*Document text*
With the US mired in crisis, some commentators look to China and other so-called emerging powers to fill the breach. But recent events betray the enormous contradictions at play in China. Tragically, contaminated milk products killed four babies and made tens of thousands of others ill.
Melamine was added to the milk to hide the fact that it was watered down to maximise profit. Meanwhile the Chinese elite wallow in the glory of their first spacewalk.
Here Socialist Party member Li looks at the conflicting developments and how they affect ordinary people.

Enquiring about working conditions, a low-level official from the Chinese Communist Party was told: “Seven people in a small room, working hours are eleven hours a day, seven days a week”. Clearly such atrocious conditions break the labour laws of the country. Yet in China today, such super-exploitation is commonplace, especially in the factories that rose up in recent years in the new ‘sunbelt’.

China’s sunbelt comprises the light industrial zones that specialise in export processing along the south-eastern coast. These workers were recent migrants from China’s countryside, part of the largest internal migration in human history. Hundreds of millions have crossed the boundaries between village and city and are trying to make a living as super-exploited workers and labourers in China’s new glittering cities and metropolises.

Amidst the seemingly dazzling wealth of China’s more developed cities, the plight of its so-called ‘under-class’ goes largely unnoticed. It is clearly in the interest of the Chinese ruling class to paint a superficial veneer of prosperity and super-abundance, even when the underlying socio-economic framework is seriously beginning to decay.

The number of people deemed illiterate in China grew by 30 million to 116 million in the five years to 2005, according to official reports, and this figure is still growing. One cause is the effective closing down of a large number of local education centres in many poorer rural areas, first established during the early Maoist era. These centres had the central function of spreading literacy, but in the recent period of neo-liberalisation, many of the grassroots level local officials who are supposed to be in charge of these centres have turned to more profitable ventures in order to enrich themselves and have completely neglected their official duties.

Photographs taken in the aftermath of the Sichuan earthquake, show ‘tofu buildings’, constructed in the recent era of intense economic neo-liberalisation, reduced to nothing but rubble and waste, next to older buildings constructed in the 1970s that were barely shaken by the earthquake.

Growing dissident voices

Beneath the superficial figures of hyper-economic growth in recent decades, China has become the world’s most unequal country in terms of income. 300 million people in this gigantic nation have to struggle to survive on less than the equivalent of one dollar a day.

In the vast, less developed, rural regions of China, corrupt local officials (called “local snake-heads” in Chinese slang) are combining forces with private business interests to super-exploit China’s hundreds of millions of farmers and peasants. The political goal of obtaining the right to form independent trade unions appears to be a long way off.

But despite the censorship of the ‘Great Firewall’, there are growing dissident voices on the Chinese language internet. In recent years the amount of leftist and socialist commentary has rapidly increased on many major mainland Chinese forums and websites.

[Records of where elements appear]
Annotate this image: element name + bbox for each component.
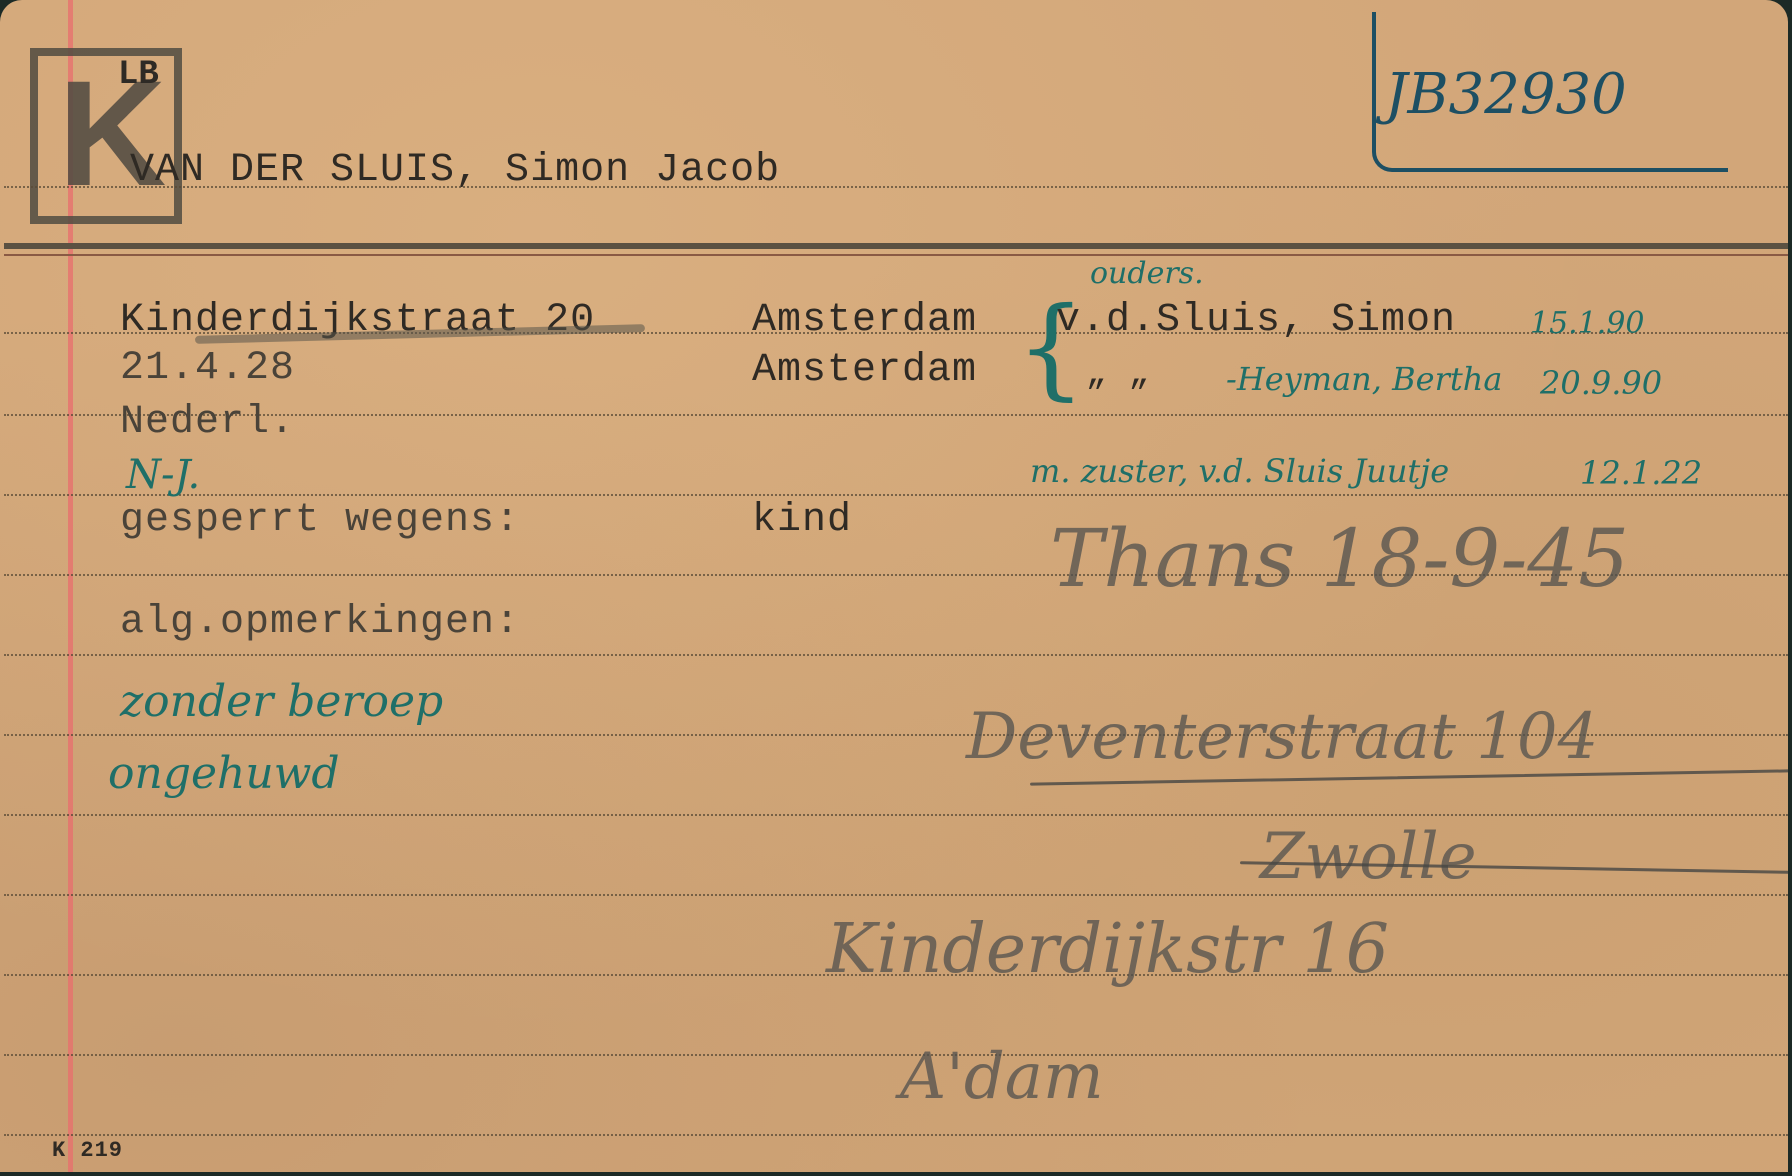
religion-note: N-J.: [126, 452, 200, 498]
remark-marital-status: ongehuwd: [108, 748, 340, 799]
struck-city: Zwolle: [1260, 820, 1477, 894]
blocked-reason-value: kind: [752, 498, 852, 543]
father-name: v.d.Sluis, Simon: [1056, 298, 1456, 343]
mother-name: -Heyman, Bertha: [1226, 360, 1502, 398]
sibling-note: m. zuster, v.d. Sluis Juutje: [1030, 452, 1449, 490]
transport-note: Thans 18-9-45: [1050, 512, 1629, 605]
header-rule: [4, 243, 1788, 249]
remarks-label: alg.opmerkingen:: [120, 600, 520, 645]
ruled-line: [4, 1054, 1788, 1056]
parents-label: ouders.: [1090, 256, 1204, 291]
blocked-reason-label: gesperrt wegens:: [120, 498, 520, 543]
remark-occupation: zonder beroep: [120, 676, 443, 727]
file-number: JB32930: [1385, 62, 1627, 127]
father-birth-date: 15.1.90: [1530, 306, 1645, 341]
mother-ditto: „ „: [1086, 356, 1150, 394]
sibling-birth-date: 12.1.22: [1580, 454, 1702, 492]
ruled-line: [4, 494, 1788, 496]
ruled-line: [4, 894, 1788, 896]
struck-address: Deventerstraat 104: [966, 700, 1598, 774]
ruled-line: [4, 186, 1788, 188]
form-number: K 219: [52, 1138, 123, 1163]
registration-card: K LB VAN DER SLUIS, Simon Jacob JB32930 …: [0, 0, 1788, 1172]
ruled-line: [4, 654, 1788, 656]
header-rule-thin: [4, 254, 1788, 256]
ruled-line: [4, 1134, 1788, 1136]
birth-date: 21.4.28: [120, 346, 295, 391]
new-city: A'dam: [900, 1040, 1104, 1114]
birth-city: Amsterdam: [752, 348, 977, 393]
mother-birth-date: 20.9.90: [1540, 364, 1662, 402]
address-city: Amsterdam: [752, 298, 977, 343]
nationality: Nederl.: [120, 400, 295, 445]
new-address: Kinderdijkstr 16: [826, 910, 1389, 989]
ruled-line: [4, 814, 1788, 816]
stamp-code: LB: [118, 56, 159, 94]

*What to produce*
Copy the passage from the China article word for word, starting with "Photographs taken in" and going on through "dollar a day.".

*Correct result*
Photographs taken in the aftermath of the Sichuan earthquake, show ‘tofu buildings’, constructed in the recent era of intense economic neo-liberalisation, reduced to nothing but rubble and waste, next to older buildings constructed in the 1970s that were barely shaken by the earthquake.

Growing dissident voices

Beneath the superficial figures of hyper-economic growth in recent decades, China has become the world’s most unequal country in terms of income. 300 million people in this gigantic nation have to struggle to survive on less than the equivalent of one dollar a day.